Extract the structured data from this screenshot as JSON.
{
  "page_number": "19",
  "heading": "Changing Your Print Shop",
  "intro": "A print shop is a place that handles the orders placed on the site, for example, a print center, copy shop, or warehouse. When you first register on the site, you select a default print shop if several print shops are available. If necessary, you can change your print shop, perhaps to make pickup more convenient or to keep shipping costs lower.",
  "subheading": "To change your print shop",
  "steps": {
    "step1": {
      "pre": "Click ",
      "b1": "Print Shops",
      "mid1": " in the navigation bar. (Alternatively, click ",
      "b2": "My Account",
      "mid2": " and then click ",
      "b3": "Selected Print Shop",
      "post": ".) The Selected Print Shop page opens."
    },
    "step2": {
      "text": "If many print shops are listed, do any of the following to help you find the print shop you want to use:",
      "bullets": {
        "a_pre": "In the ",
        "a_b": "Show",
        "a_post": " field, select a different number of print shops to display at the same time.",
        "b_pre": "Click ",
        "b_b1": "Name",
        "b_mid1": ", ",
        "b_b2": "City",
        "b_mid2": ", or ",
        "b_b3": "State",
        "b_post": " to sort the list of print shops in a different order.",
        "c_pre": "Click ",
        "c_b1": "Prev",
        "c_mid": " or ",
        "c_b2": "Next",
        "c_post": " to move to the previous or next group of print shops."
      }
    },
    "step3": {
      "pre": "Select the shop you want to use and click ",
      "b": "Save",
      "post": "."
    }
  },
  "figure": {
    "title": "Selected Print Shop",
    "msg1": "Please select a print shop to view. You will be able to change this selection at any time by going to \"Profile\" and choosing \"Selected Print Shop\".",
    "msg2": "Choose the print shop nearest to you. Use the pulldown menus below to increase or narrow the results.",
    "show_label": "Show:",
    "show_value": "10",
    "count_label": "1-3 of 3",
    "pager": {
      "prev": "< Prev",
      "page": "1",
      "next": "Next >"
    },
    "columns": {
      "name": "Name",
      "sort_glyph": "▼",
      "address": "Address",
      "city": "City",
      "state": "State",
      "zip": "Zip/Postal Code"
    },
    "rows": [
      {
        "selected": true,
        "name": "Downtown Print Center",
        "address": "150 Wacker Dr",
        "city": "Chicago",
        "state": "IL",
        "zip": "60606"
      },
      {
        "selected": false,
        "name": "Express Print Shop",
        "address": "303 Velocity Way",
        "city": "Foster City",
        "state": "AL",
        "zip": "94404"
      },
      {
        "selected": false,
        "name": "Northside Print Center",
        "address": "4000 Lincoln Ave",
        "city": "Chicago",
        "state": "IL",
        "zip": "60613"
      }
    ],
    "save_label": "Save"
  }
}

# [INSTRUCTIONS FOR THE TASK]
Each line of the listing above should be output exactly.

# [REPLY TO THE EXERCISE]
Extract the structured data from this screenshot as JSON.
{
  "page_number": "19",
  "heading": "Changing Your Print Shop",
  "intro": "A print shop is a place that handles the orders placed on the site, for example, a print center, copy shop, or warehouse. When you first register on the site, you select a default print shop if several print shops are available. If necessary, you can change your print shop, perhaps to make pickup more convenient or to keep shipping costs lower.",
  "subheading": "To change your print shop",
  "steps": {
    "step1": {
      "pre": "Click ",
      "b1": "Print Shops",
      "mid1": " in the navigation bar. (Alternatively, click ",
      "b2": "My Account",
      "mid2": " and then click ",
      "b3": "Selected Print Shop",
      "post": ".) The Selected Print Shop page opens."
    },
    "step2": {
      "text": "If many print shops are listed, do any of the following to help you find the print shop you want to use:",
      "bullets": {
        "a_pre": "In the ",
        "a_b": "Show",
        "a_post": " field, select a different number of print shops to display at the same time.",
        "b_pre": "Click ",
        "b_b1": "Name",
        "b_mid1": ", ",
        "b_b2": "City",
        "b_mid2": ", or ",
        "b_b3": "State",
        "b_post": " to sort the list of print shops in a different order.",
        "c_pre": "Click ",
        "c_b1": "Prev",
        "c_mid": " or ",
        "c_b2": "Next",
        "c_post": " to move to the previous or next group of print shops."
      }
    },
    "step3": {
      "pre": "Select the shop you want to use and click ",
      "b": "Save",
      "post": "."
    }
  },
  "figure": {
    "title": "Selected Print Shop",
    "msg1": "Please select a print shop to view. You will be able to change this selection at any time by going to \"Profile\" and choosing \"Selected Print Shop\".",
    "msg2": "Choose the print shop nearest to you. Use the pulldown menus below to increase or narrow the results.",
    "show_label": "Show:",
    "show_value": "10",
    "count_label": "1-3 of 3",
    "pager": {
      "prev": "< Prev",
      "page": "1",
      "next": "Next >"
    },
    "columns": {
      "name": "Name",
      "sort_glyph": "▼",
      "address": "Address",
      "city": "City",
      "state": "State",
      "zip": "Zip/Postal Code"
    },
    "rows": [
      {
        "selected": true,
        "name": "Downtown Print Center",
        "address": "150 Wacker Dr",
        "city": "Chicago",
        "state": "IL",
        "zip": "60606"
      },
      {
        "selected": false,
        "name": "Express Print Shop",
        "address": "303 Velocity Way",
        "city": "Foster City",
        "state": "AL",
        "zip": "94404"
      },
      {
        "selected": false,
        "name": "Northside Print Center",
        "address": "4000 Lincoln Ave",
        "city": "Chicago",
        "state": "IL",
        "zip": "60613"
      }
    ],
    "save_label": "Save"
  }
}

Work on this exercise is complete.